● **SHORT EXERCISE**: Can you transcribe every entry word for word, skipping the images?

----- MATERIAL PROVIDED -----

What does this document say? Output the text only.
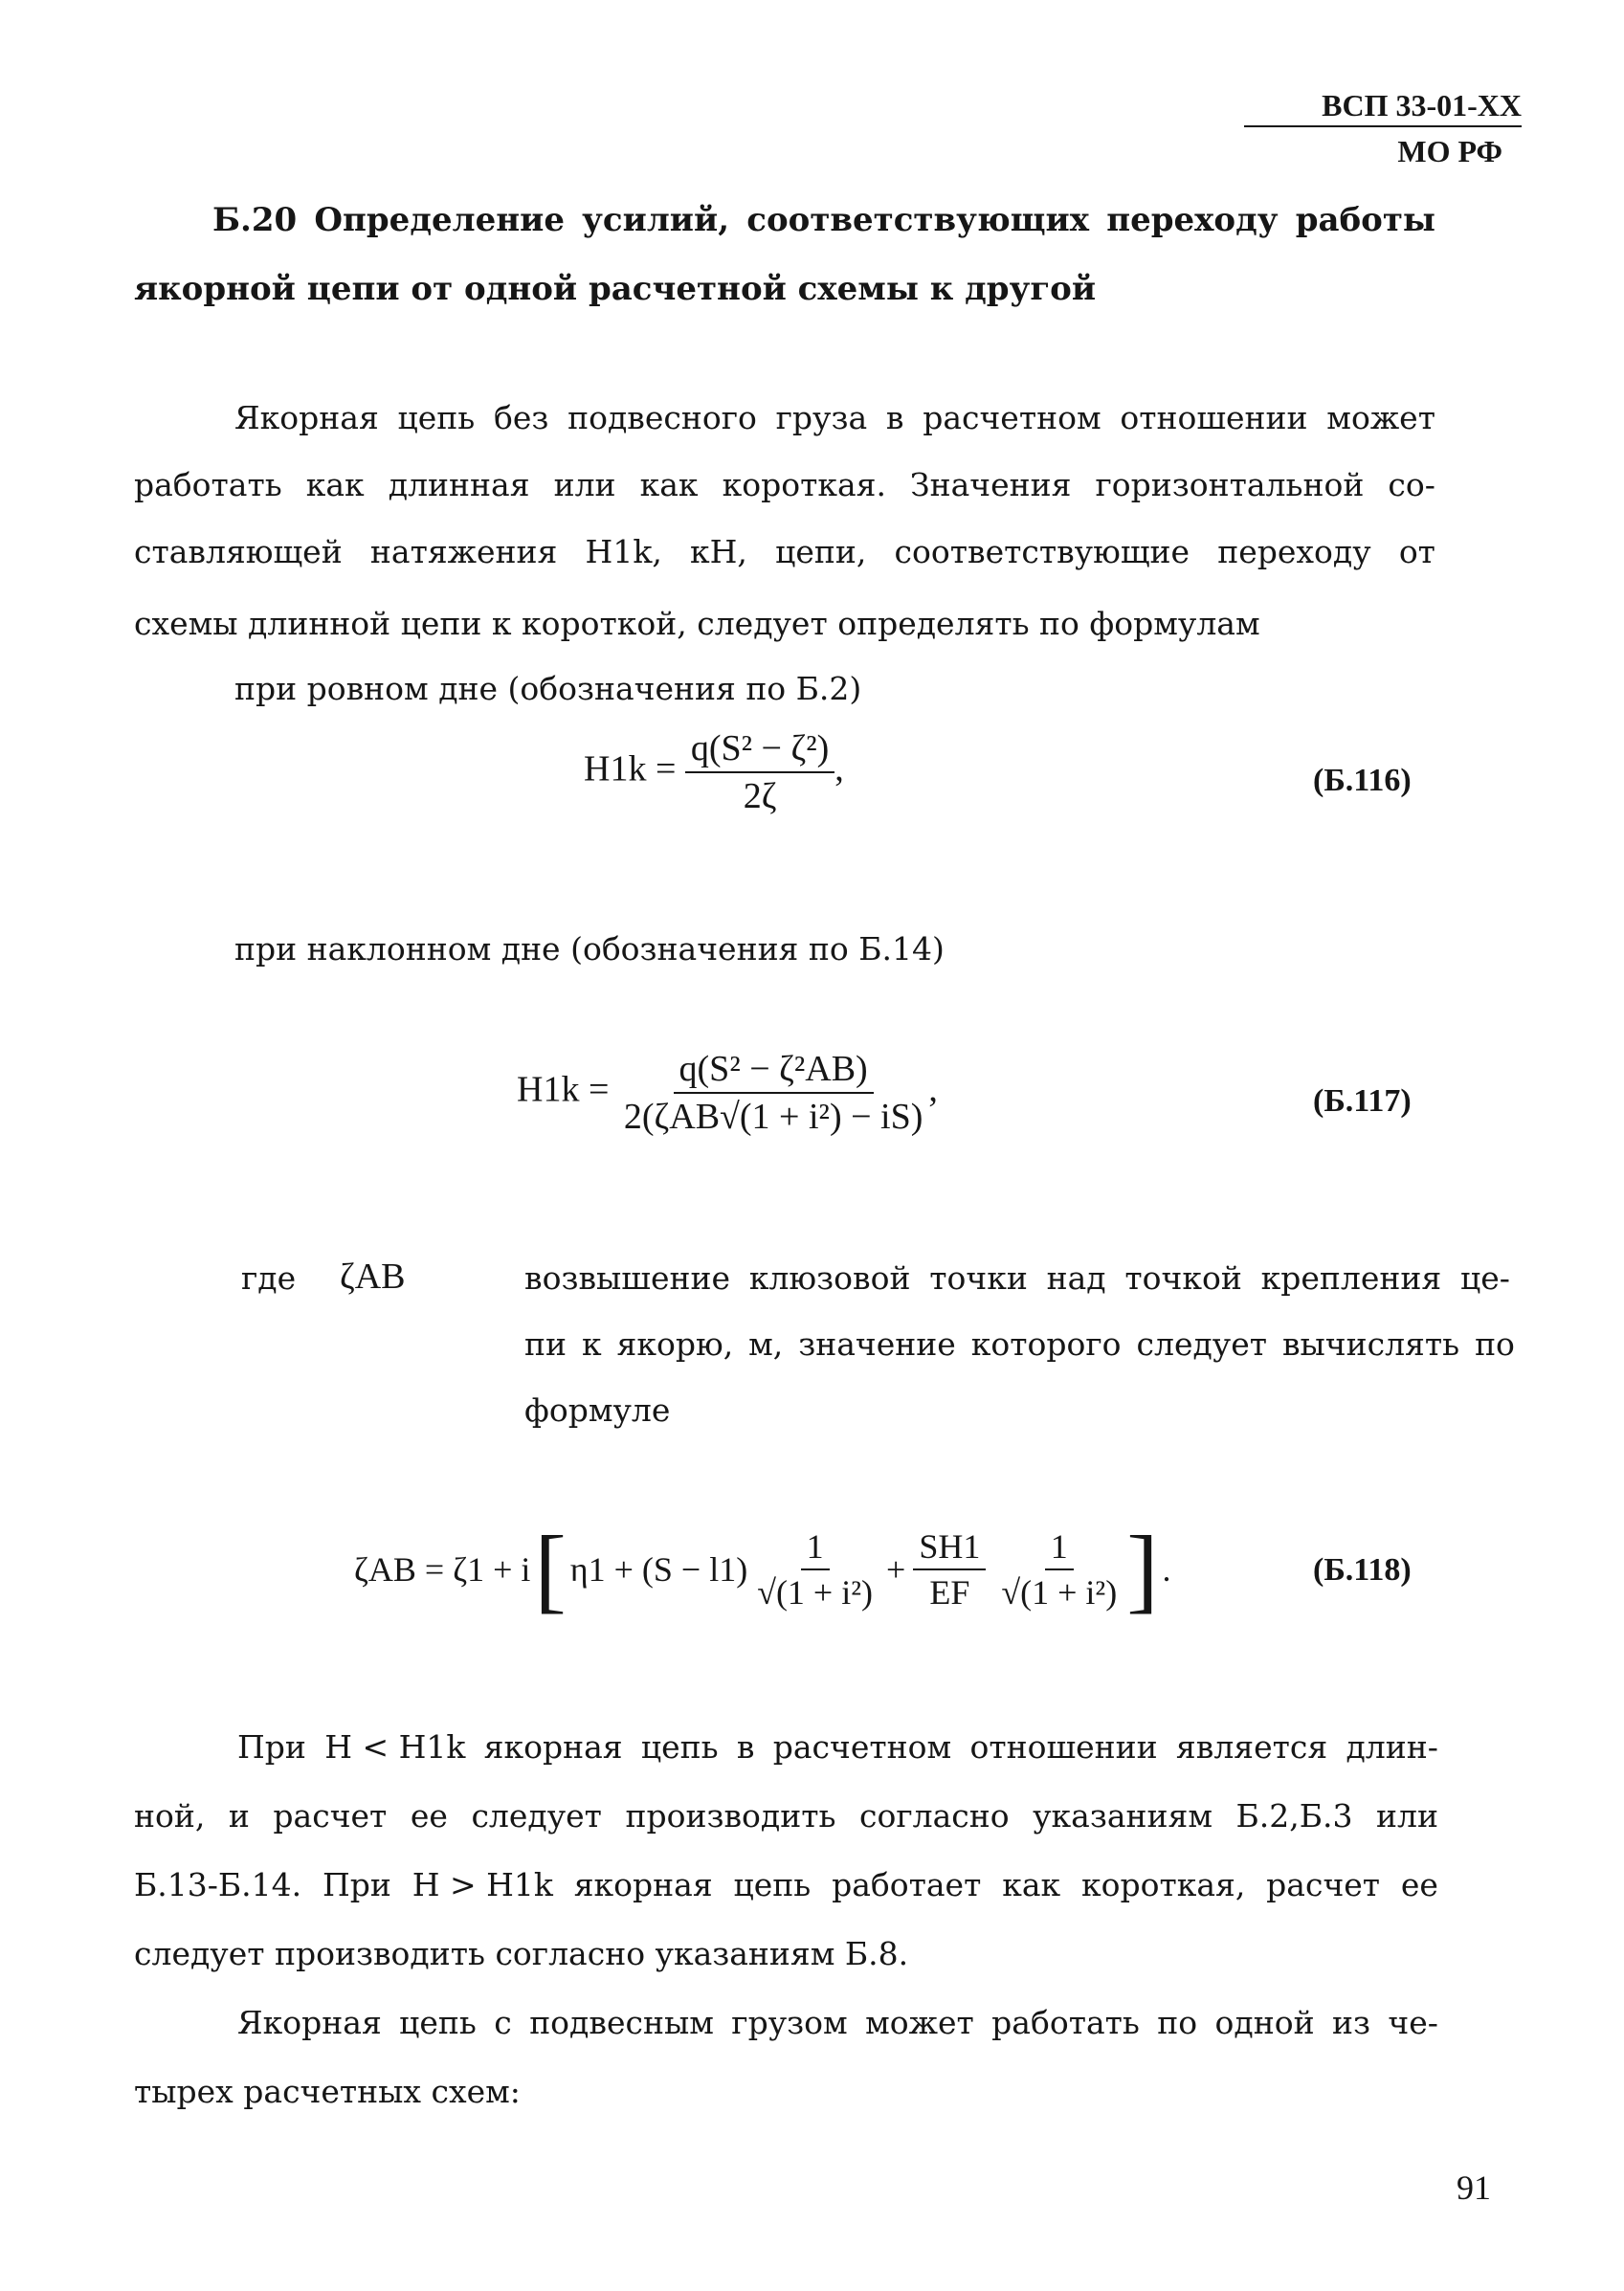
ВСП 33-01-ХХ
МО РФ
Б.20 Определение усилий, соответствующих переходу работы
якорной цепи от одной расчетной схемы к другой
Якорная цепь без подвесного груза в расчетном отношении может
работать как длинная или как короткая. Значения горизонтальной со-
ставляющей натяжения H1k, кН, цепи, соответствующие переходу от
схемы длинной цепи к короткой, следует определять по формулам
при ровном дне (обозначения по Б.2)
$H1k = \frac{\text{q(S² − ζ²)}}{2\zeta}$ ,	(Б.116)
при наклонном дне (обозначения по Б.14)
$H1k = \frac{\text{q(S² − ζ²AB)}}{\text{2(ζAB√(1 + i²) − iS)}}$ ,	(Б.117)
где ζAB	возвышение клюзовой точки над точкой крепления це-
пи к якорю, м, значение которого следует вычислять по
формуле
ζAB = ζ1 + i [ $\eta 1 + (S - l1) \frac{1}{\text{√(1 + i²)}} + \frac{SH1}{EF} \frac{1}{\text{√(1 + i²)}}$ ] .	(Б.118)
При H < H1k якорная цепь в расчетном отношении является длин-
ной, и расчет ее следует производить согласно указаниям Б.2,Б.3 или
Б.13-Б.14. При H > H1k якорная цепь работает как короткая, расчет ее
следует производить согласно указаниям Б.8.
Якорная цепь с подвесным грузом может работать по одной из че-
тырех расчетных схем:
91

-----

● **ANSWER TO THIS EXERCISE**:
What does this document say? Output the text only.
ВСП 33-01-ХХ
МО РФ
Б.20 Определение усилий, соответствующих переходу работы
якорной цепи от одной расчетной схемы к другой
Якорная цепь без подвесного груза в расчетном отношении может
работать как длинная или как короткая. Значения горизонтальной со-
ставляющей натяжения H1k, кН, цепи, соответствующие переходу от
схемы длинной цепи к короткой, следует определять по формулам
при ровном дне (обозначения по Б.2)
$H1k = \frac{\text{q(S² − ζ²)}}{2\zeta}$ ,	(Б.116)
при наклонном дне (обозначения по Б.14)
$H1k = \frac{\text{q(S² − ζ²AB)}}{\text{2(ζAB√(1 + i²) − iS)}}$ ,	(Б.117)
где ζAB	возвышение клюзовой точки над точкой крепления це-
пи к якорю, м, значение которого следует вычислять по
формуле
ζAB = ζ1 + i [ $\eta 1 + (S - l1) \frac{1}{\text{√(1 + i²)}} + \frac{SH1}{EF} \frac{1}{\text{√(1 + i²)}}$ ] .	(Б.118)
При H < H1k якорная цепь в расчетном отношении является длин-
ной, и расчет ее следует производить согласно указаниям Б.2,Б.3 или
Б.13-Б.14. При H > H1k якорная цепь работает как короткая, расчет ее
следует производить согласно указаниям Б.8.
Якорная цепь с подвесным грузом может работать по одной из че-
тырех расчетных схем:
91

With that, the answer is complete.